What you should do: Return each line of the material below that contains the string "contour".

(Bounding box annotations)
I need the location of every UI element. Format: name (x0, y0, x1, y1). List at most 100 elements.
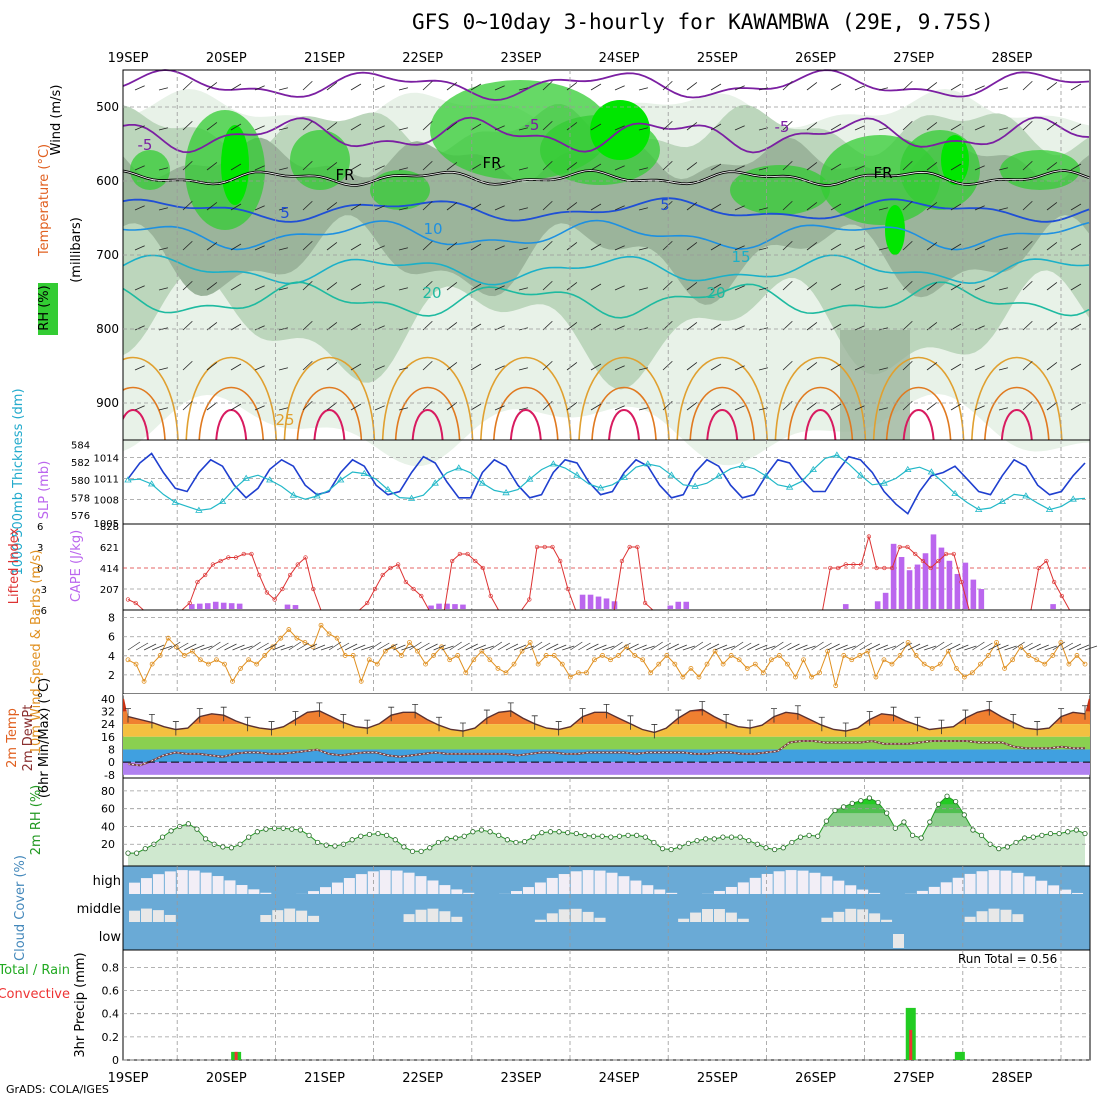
wind-barb (280, 645, 293, 651)
rh-point (280, 825, 286, 831)
contour-5 (123, 197, 1090, 223)
cape-bar (1050, 604, 1056, 609)
li-point (928, 565, 933, 571)
li-point (866, 534, 872, 539)
wind-barb (710, 83, 722, 91)
wind-barb (854, 365, 865, 371)
li-point (257, 572, 262, 578)
wind-barb (158, 287, 169, 291)
li-tick: 3 (37, 543, 43, 554)
rh-point (547, 829, 554, 835)
li-point (859, 562, 864, 567)
wind-barb (374, 365, 385, 371)
wind-speed-point (744, 666, 750, 671)
wind-speed-point (640, 657, 646, 663)
wind-barb (830, 163, 842, 171)
thickness-point (620, 473, 628, 480)
wind-barb (854, 205, 865, 211)
precip-tick: 0.4 (102, 1008, 120, 1021)
wind-barb (158, 327, 169, 331)
precip-tick: 0.2 (102, 1031, 120, 1044)
rh-point (185, 821, 191, 827)
wind-barb (902, 160, 913, 171)
contour-minus5 (123, 116, 1090, 154)
wind-barb (320, 645, 334, 651)
wind-barb (827, 643, 840, 651)
wind-barb (590, 203, 602, 211)
rh-legend-swatch (38, 283, 58, 335)
li-point (943, 551, 949, 557)
wind-barb (417, 642, 430, 651)
minmax-bar (842, 722, 849, 737)
cloud-high-gap (1036, 880, 1048, 894)
precip-legend-total: Total / Rain (0, 963, 70, 978)
wind-speed-point (197, 657, 203, 663)
wind-barb (811, 641, 824, 651)
wind-barb (230, 323, 242, 331)
li-point (951, 551, 956, 557)
rh-point (349, 837, 355, 843)
grads-credit: GrADS: COLA/IGES (6, 1083, 109, 1096)
cloud-level-label: high (93, 874, 121, 889)
wind-barb (1070, 363, 1082, 371)
cape-bar (898, 557, 905, 609)
wind-barb (1076, 644, 1090, 651)
minmax-bar (1034, 721, 1041, 736)
cloud-high-gap (546, 877, 558, 894)
cloud-middle-gap (582, 911, 594, 922)
rh-point (840, 804, 847, 810)
wind-barb (374, 245, 385, 251)
wind-speed-point (672, 661, 678, 667)
wind-barb (296, 642, 310, 651)
minmax-bar (196, 708, 203, 723)
precip-frame (122, 949, 1091, 1061)
contour-label: FR (335, 166, 354, 184)
wind-barb (758, 87, 769, 91)
thickness-point (833, 451, 841, 458)
wind-barb (127, 641, 141, 651)
cloud-high-gap (522, 887, 534, 894)
li-point (874, 565, 879, 571)
wind-barb (350, 323, 362, 331)
li-point (203, 572, 208, 578)
thickness-point (691, 482, 699, 489)
temp-band (123, 736, 1090, 750)
date-label-bottom: 25SEP (697, 1071, 738, 1086)
wind-barb (398, 87, 409, 91)
wind-barb (336, 642, 350, 651)
wind-speed-point (889, 661, 895, 667)
wind-barb (304, 643, 318, 651)
li-point (403, 579, 408, 585)
wind-barb (854, 325, 865, 331)
wind-barb (806, 322, 818, 331)
wind-barb (398, 247, 409, 251)
rh-point (513, 839, 519, 846)
wind-speed-point (374, 661, 380, 667)
wind-speed-point (407, 640, 412, 645)
rh-point (521, 838, 528, 845)
wind-barb (902, 80, 913, 91)
wind-barb (998, 127, 1009, 131)
li-point (488, 593, 493, 599)
wind-barb (542, 320, 553, 331)
cloud-middle-gap (164, 914, 176, 922)
rh-point (875, 799, 881, 806)
wind-barb (470, 363, 482, 371)
wind-barb (710, 123, 722, 131)
wind-barb (590, 243, 602, 251)
wind-speed-point (294, 635, 300, 641)
wind-speed-point (1082, 661, 1088, 667)
wind-barb (739, 642, 752, 651)
li-point (295, 562, 300, 567)
wind-barb (1022, 360, 1033, 371)
wind-barb (546, 643, 559, 651)
wind-barb (891, 641, 905, 651)
rh-point (453, 835, 459, 841)
wind-speed-point (945, 648, 951, 654)
wind-speed-point (873, 674, 879, 680)
wind-barb (734, 325, 745, 331)
wind-barb (854, 405, 865, 411)
wind-barb (782, 200, 793, 211)
li-tick: 0 (37, 564, 43, 575)
wind-barb (1070, 83, 1082, 91)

Full solution:
contour-5 (123, 197, 1090, 223)
contour-minus5 (123, 116, 1090, 154)
contour-label: FR (335, 166, 354, 184)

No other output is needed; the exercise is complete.